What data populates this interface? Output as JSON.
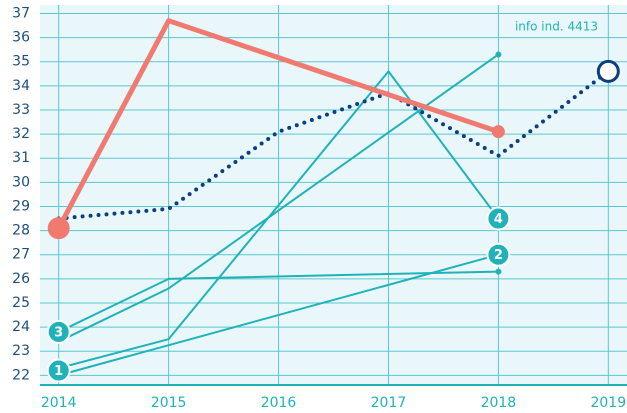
{
  "chart_data": {
    "type": "line",
    "annotation": "info ind. 4413",
    "xlim": [
      2013.83,
      2019.17
    ],
    "xticks": [
      2014,
      2015,
      2016,
      2017,
      2018,
      2019
    ],
    "ylim": [
      21.6,
      37.35
    ],
    "yticks": [
      22,
      23,
      24,
      25,
      26,
      27,
      28,
      29,
      30,
      31,
      32,
      33,
      34,
      35,
      36,
      37
    ],
    "grid": true,
    "series": [
      {
        "x": [
          2014,
          2015,
          2017,
          2018
        ],
        "values": [
          22.3,
          23.5,
          34.6,
          28.5
        ],
        "color": "#1fb3b9",
        "style": "solid",
        "width": 2
      },
      {
        "x": [
          2014,
          2018
        ],
        "values": [
          22.0,
          27.0
        ],
        "color": "#1fb3b9",
        "style": "solid",
        "width": 2
      },
      {
        "x": [
          2014,
          2015,
          2018
        ],
        "values": [
          23.8,
          26.0,
          26.3
        ],
        "color": "#1fb3b9",
        "style": "solid",
        "width": 2,
        "end_marker": "small"
      },
      {
        "x": [
          2014,
          2015,
          2018
        ],
        "values": [
          23.4,
          25.6,
          35.3
        ],
        "color": "#1fb3b9",
        "style": "solid",
        "width": 2,
        "end_marker": "small"
      },
      {
        "x": [
          2014,
          2015,
          2016,
          2017,
          2018,
          2019
        ],
        "values": [
          28.5,
          28.9,
          32.1,
          33.7,
          31.1,
          34.6
        ],
        "color": "#0b3f7e",
        "style": "dotted",
        "width": 4,
        "end_marker": "open"
      },
      {
        "x": [
          2014,
          2015,
          2018
        ],
        "values": [
          28.1,
          36.7,
          32.1
        ],
        "color": "#f07a70",
        "style": "solid",
        "width": 5,
        "start_marker": "large",
        "end_marker": "medium"
      }
    ],
    "badges": [
      {
        "label": "1",
        "x": 2014,
        "y": 22.2
      },
      {
        "label": "3",
        "x": 2014,
        "y": 23.8
      },
      {
        "label": "2",
        "x": 2018,
        "y": 27.0
      },
      {
        "label": "4",
        "x": 2018,
        "y": 28.5
      }
    ]
  }
}
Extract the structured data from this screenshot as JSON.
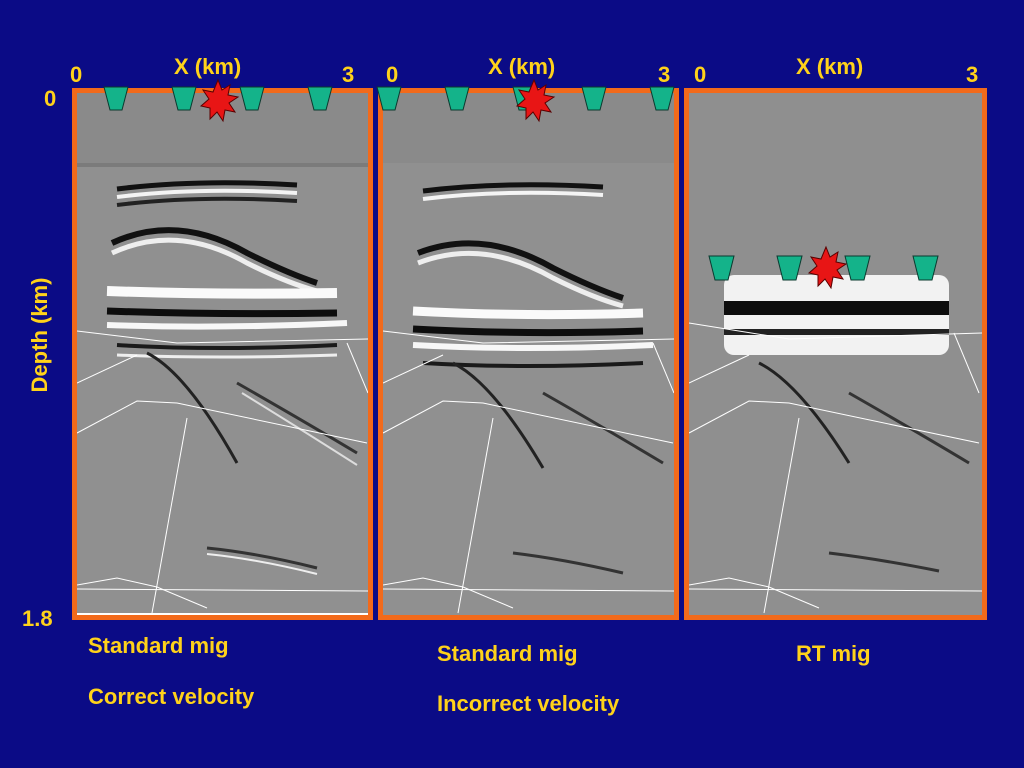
{
  "axis": {
    "x_title": "X (km)",
    "x_min": "0",
    "x_max": "3",
    "y_title": "Depth (km)",
    "y_min": "0",
    "y_max": "1.8"
  },
  "panels": [
    {
      "caption_line1": "Standard mig",
      "caption_line2": "Correct velocity"
    },
    {
      "caption_line1": "Standard mig",
      "caption_line2": "Incorrect velocity"
    },
    {
      "caption_line1": "RT mig",
      "caption_line2": ""
    }
  ],
  "colors": {
    "background": "#0b0b86",
    "frame": "#f26a1b",
    "label_text": "#ffd21a",
    "receiver": "#14b38a",
    "source": "#e81515",
    "image_gray": "#8e8e8e"
  },
  "icons": {
    "receiver": "receiver-trapezoid-icon",
    "source": "source-star-burst-icon"
  }
}
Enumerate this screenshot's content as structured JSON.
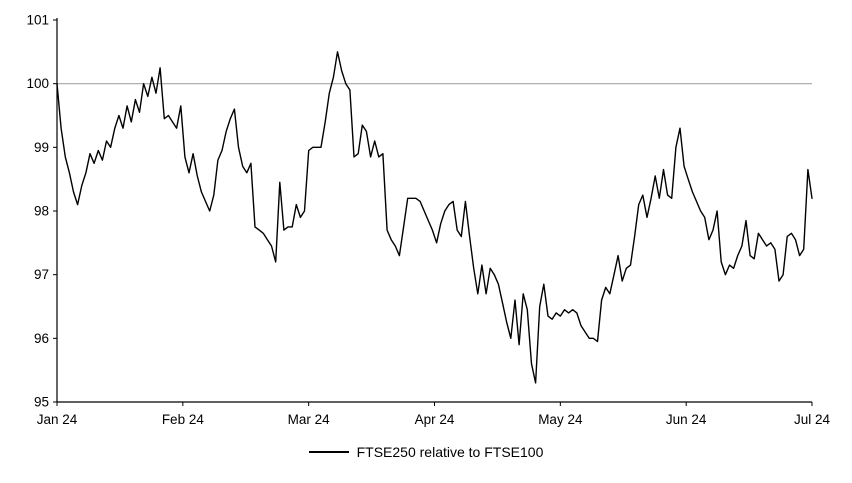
{
  "chart_data": {
    "type": "line",
    "title": "",
    "xlabel": "",
    "ylabel": "",
    "ylim": [
      95,
      101
    ],
    "y_ticks": [
      95,
      96,
      97,
      98,
      99,
      100,
      101
    ],
    "x_tick_labels": [
      "Jan 24",
      "Feb 24",
      "Mar 24",
      "Apr 24",
      "May 24",
      "Jun 24",
      "Jul 24"
    ],
    "grid": false,
    "legend_position": "bottom",
    "reference_line": {
      "value": 100,
      "color": "#a6a6a6"
    },
    "axis_color": "#000000",
    "series": [
      {
        "name": "FTSE250 relative to FTSE100",
        "color": "#000000",
        "values": [
          100.0,
          99.3,
          98.85,
          98.6,
          98.3,
          98.1,
          98.4,
          98.6,
          98.9,
          98.75,
          98.95,
          98.8,
          99.1,
          99.0,
          99.3,
          99.5,
          99.3,
          99.65,
          99.4,
          99.75,
          99.55,
          100.0,
          99.8,
          100.1,
          99.85,
          100.25,
          99.45,
          99.5,
          99.4,
          99.3,
          99.65,
          98.85,
          98.6,
          98.9,
          98.55,
          98.3,
          98.15,
          98.0,
          98.25,
          98.8,
          98.95,
          99.25,
          99.45,
          99.6,
          99.0,
          98.7,
          98.6,
          98.75,
          97.75,
          97.7,
          97.65,
          97.55,
          97.45,
          97.2,
          98.45,
          97.7,
          97.75,
          97.75,
          98.1,
          97.9,
          98.0,
          98.95,
          99.0,
          99.0,
          99.0,
          99.4,
          99.85,
          100.1,
          100.5,
          100.2,
          100.0,
          99.9,
          98.85,
          98.9,
          99.35,
          99.25,
          98.85,
          99.1,
          98.85,
          98.9,
          97.7,
          97.55,
          97.45,
          97.3,
          97.75,
          98.2,
          98.2,
          98.2,
          98.15,
          98.0,
          97.85,
          97.7,
          97.5,
          97.8,
          98.0,
          98.1,
          98.15,
          97.7,
          97.6,
          98.15,
          97.6,
          97.1,
          96.7,
          97.15,
          96.7,
          97.1,
          97.0,
          96.85,
          96.55,
          96.25,
          96.0,
          96.6,
          95.9,
          96.7,
          96.45,
          95.6,
          95.3,
          96.5,
          96.85,
          96.35,
          96.3,
          96.4,
          96.35,
          96.45,
          96.4,
          96.45,
          96.4,
          96.2,
          96.1,
          96.0,
          96.0,
          95.95,
          96.6,
          96.8,
          96.7,
          97.0,
          97.3,
          96.9,
          97.1,
          97.15,
          97.6,
          98.1,
          98.25,
          97.9,
          98.2,
          98.55,
          98.2,
          98.65,
          98.25,
          98.2,
          99.0,
          99.3,
          98.7,
          98.5,
          98.3,
          98.15,
          98.0,
          97.9,
          97.55,
          97.7,
          98.0,
          97.2,
          97.0,
          97.15,
          97.1,
          97.3,
          97.45,
          97.85,
          97.3,
          97.25,
          97.65,
          97.55,
          97.45,
          97.5,
          97.4,
          96.9,
          97.0,
          97.6,
          97.65,
          97.55,
          97.3,
          97.4,
          98.65,
          98.2
        ]
      }
    ]
  },
  "legend": {
    "label": "FTSE250 relative to FTSE100"
  }
}
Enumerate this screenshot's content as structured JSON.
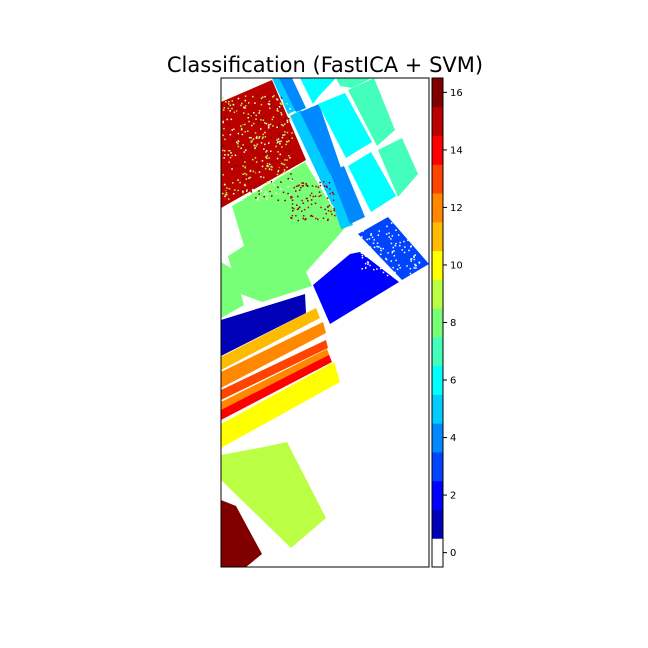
{
  "chart_data": {
    "type": "heatmap",
    "title": "Classification (FastICA + SVM)",
    "xlabel": "",
    "ylabel": "",
    "colorbar": {
      "vmin": -0.5,
      "vmax": 16.5,
      "ticks": [
        0,
        2,
        4,
        6,
        8,
        10,
        12,
        14,
        16
      ],
      "tick_labels": [
        "0",
        "2",
        "4",
        "6",
        "8",
        "10",
        "12",
        "14",
        "16"
      ],
      "class_colors": [
        "#ffffff",
        "#0000b7",
        "#0000ff",
        "#0044ff",
        "#0088ff",
        "#00ccff",
        "#00ffff",
        "#44ffbb",
        "#77ff77",
        "#bbff44",
        "#ffff00",
        "#ffbb00",
        "#ff8800",
        "#ff4400",
        "#ff0000",
        "#bb0000",
        "#800000"
      ]
    },
    "classes_shown": [
      1,
      2,
      3,
      4,
      5,
      6,
      7,
      8,
      9,
      10,
      11,
      12,
      14,
      15,
      16
    ]
  }
}
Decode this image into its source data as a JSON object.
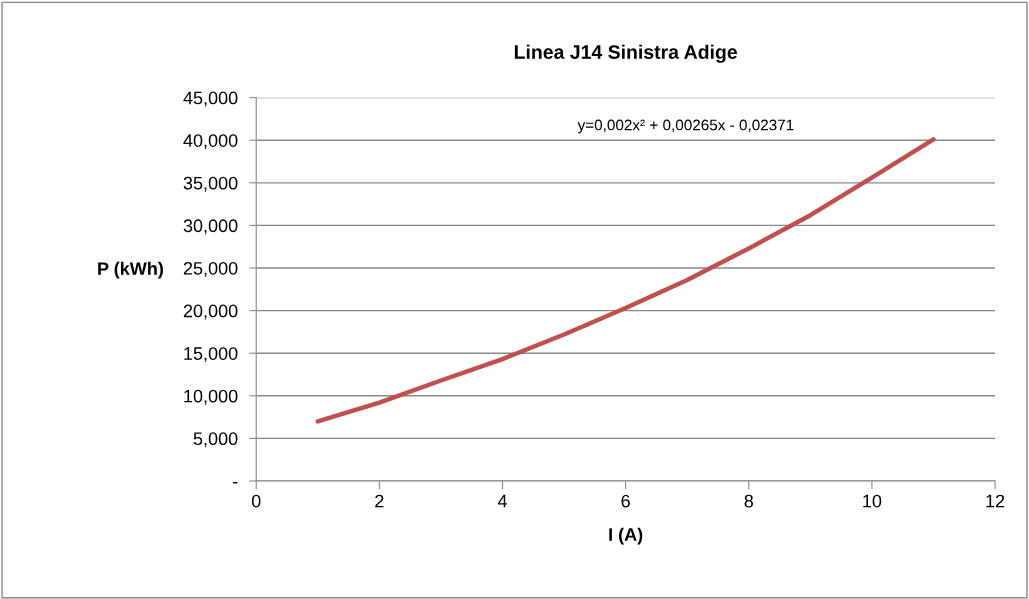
{
  "chart_data": {
    "type": "line",
    "title": "Linea J14 Sinistra Adige",
    "xlabel": "I (A)",
    "ylabel": "P (kWh)",
    "annotations": [
      "y=0,002x² + 0,00265x - 0,02371"
    ],
    "x": [
      1,
      2,
      3,
      4,
      5,
      6,
      7,
      8,
      9,
      10,
      11
    ],
    "series": [
      {
        "color": "#c0504d",
        "values": [
          7000,
          9200,
          11800,
          14300,
          17200,
          20300,
          23600,
          27300,
          31200,
          35600,
          40100
        ]
      }
    ],
    "xlim": [
      0,
      12
    ],
    "xticks": [
      0,
      2,
      4,
      6,
      8,
      10,
      12
    ],
    "ylim": [
      0,
      45000
    ],
    "yticks": [
      {
        "value": 0,
        "label": "-"
      },
      {
        "value": 5000,
        "label": "5,000"
      },
      {
        "value": 10000,
        "label": "10,000"
      },
      {
        "value": 15000,
        "label": "15,000"
      },
      {
        "value": 20000,
        "label": "20,000"
      },
      {
        "value": 25000,
        "label": "25,000"
      },
      {
        "value": 30000,
        "label": "30,000"
      },
      {
        "value": 35000,
        "label": "35,000"
      },
      {
        "value": 40000,
        "label": "40,000"
      },
      {
        "value": 45000,
        "label": "45,000"
      }
    ],
    "grid": "y",
    "legend": false,
    "marker": "none",
    "line_style": "solid"
  }
}
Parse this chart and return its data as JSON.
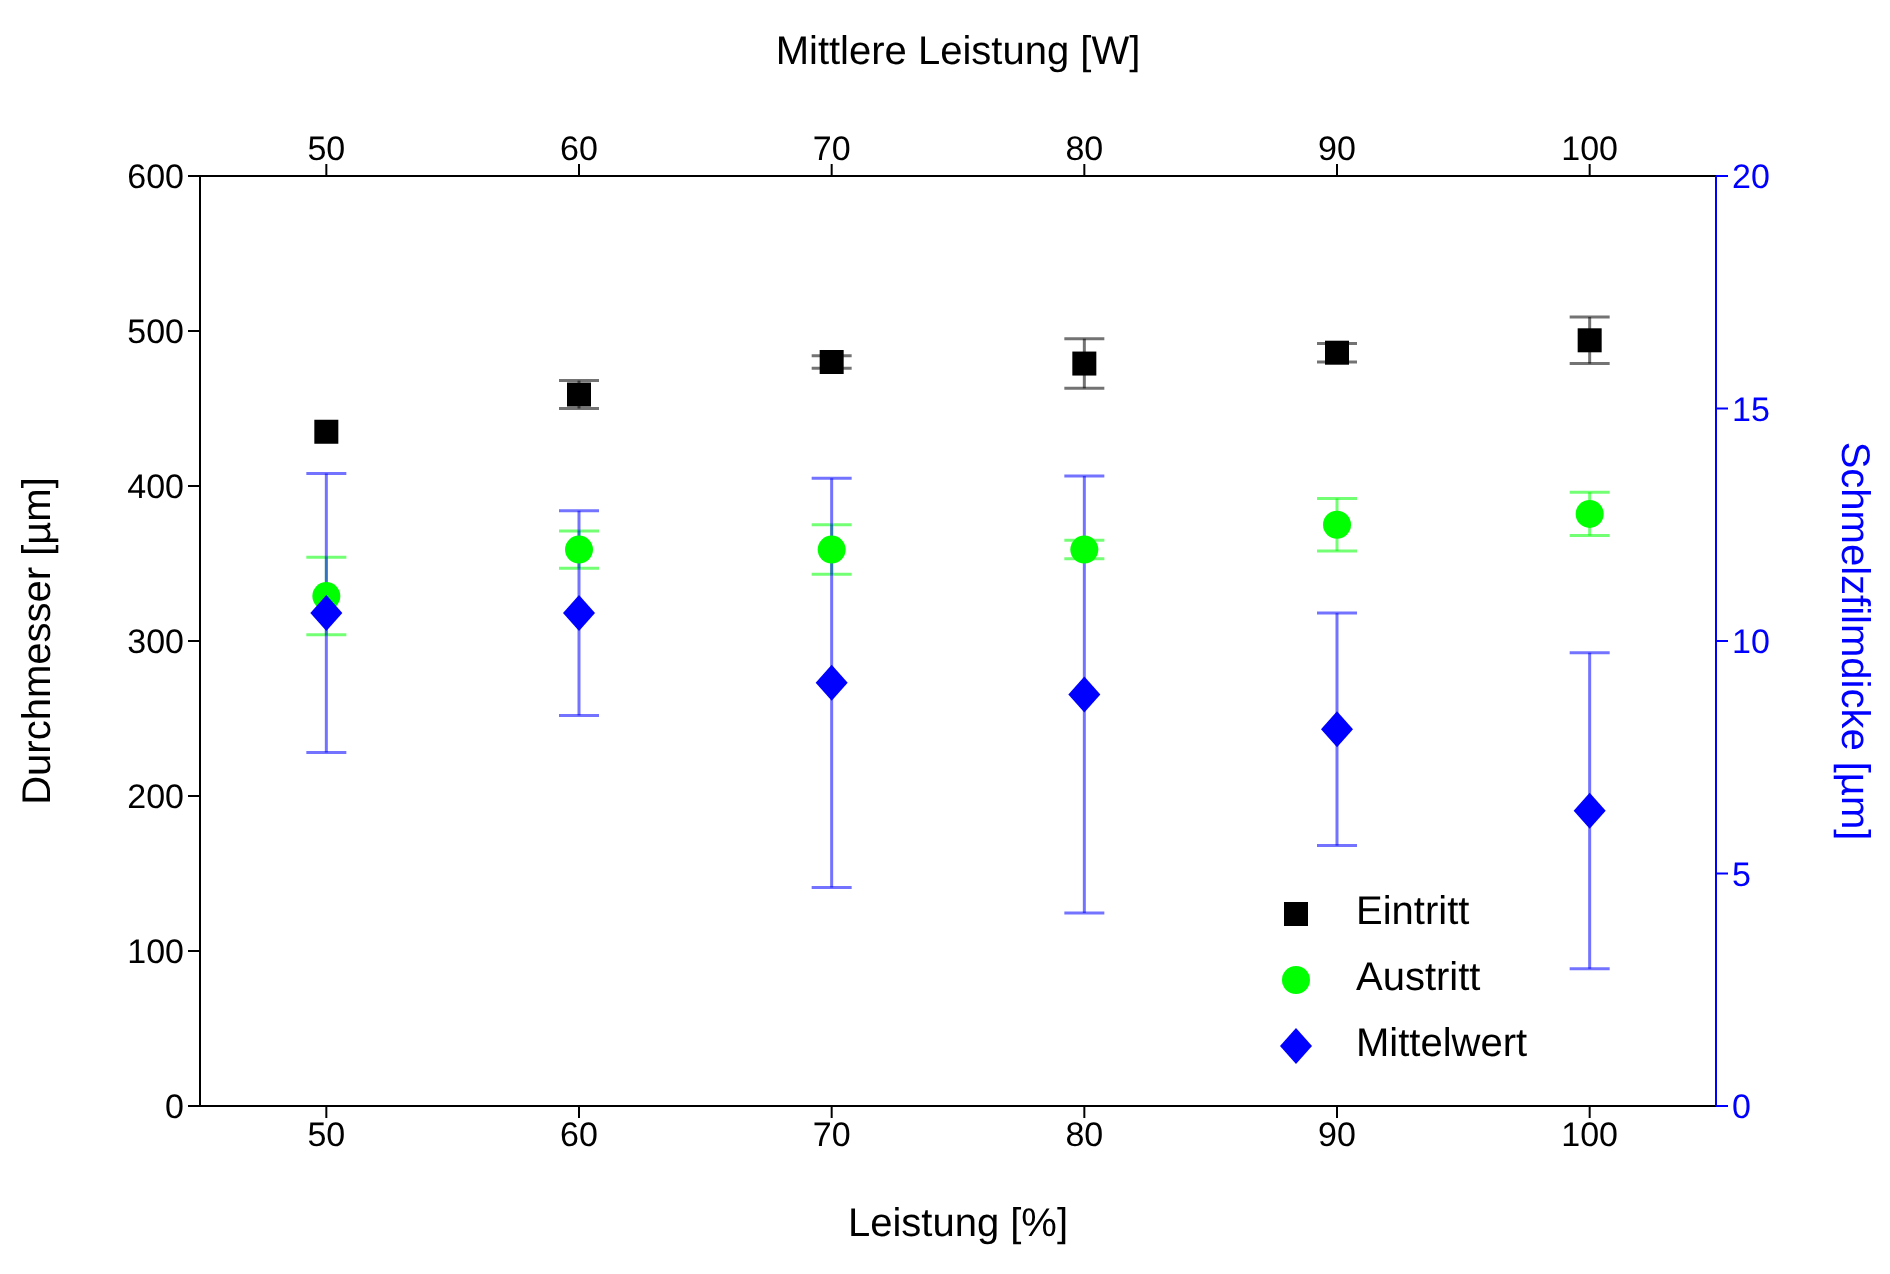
{
  "chart_data": {
    "type": "scatter",
    "xlabel": "Leistung [%]",
    "ylabel": "Durchmesser [µm]",
    "y2label": "Schmelzfilmdicke [µm]",
    "x2label": "Mittlere Leistung [W]",
    "x": [
      50,
      60,
      70,
      80,
      90,
      100
    ],
    "xlim": [
      45,
      105
    ],
    "xticks": [
      50,
      60,
      70,
      80,
      90,
      100
    ],
    "x2lim": [
      45,
      105
    ],
    "x2ticks": [
      50,
      60,
      70,
      80,
      90,
      100
    ],
    "ylim": [
      0,
      600
    ],
    "yticks": [
      0,
      100,
      200,
      300,
      400,
      500,
      600
    ],
    "y2lim": [
      0,
      20
    ],
    "y2ticks": [
      0,
      5,
      10,
      15,
      20
    ],
    "grid": false,
    "legend": "bottom right",
    "series": [
      {
        "name": "Eintritt",
        "color": "#000000",
        "marker": "square",
        "values": [
          435,
          459,
          480,
          479,
          486,
          494
        ],
        "errors": [
          null,
          9,
          4,
          16,
          6,
          15
        ]
      },
      {
        "name": "Austritt",
        "color": "#00ff00",
        "marker": "circle",
        "values": [
          329,
          359,
          359,
          359,
          375,
          382
        ],
        "errors": [
          25,
          12,
          16,
          6,
          17,
          14
        ]
      },
      {
        "name": "Mittelwert",
        "color": "#0000ff",
        "marker": "diamond",
        "axis": "y2",
        "values": [
          10.6,
          10.6,
          9.1,
          8.85,
          8.1,
          6.35
        ],
        "errors": [
          3.0,
          2.2,
          4.4,
          4.7,
          2.5,
          3.4
        ]
      }
    ]
  }
}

※ ※ ※

Stated problem:
Only the number is wanted: how many lines of the data contain the word "Leistung"?

Finished exercise:
2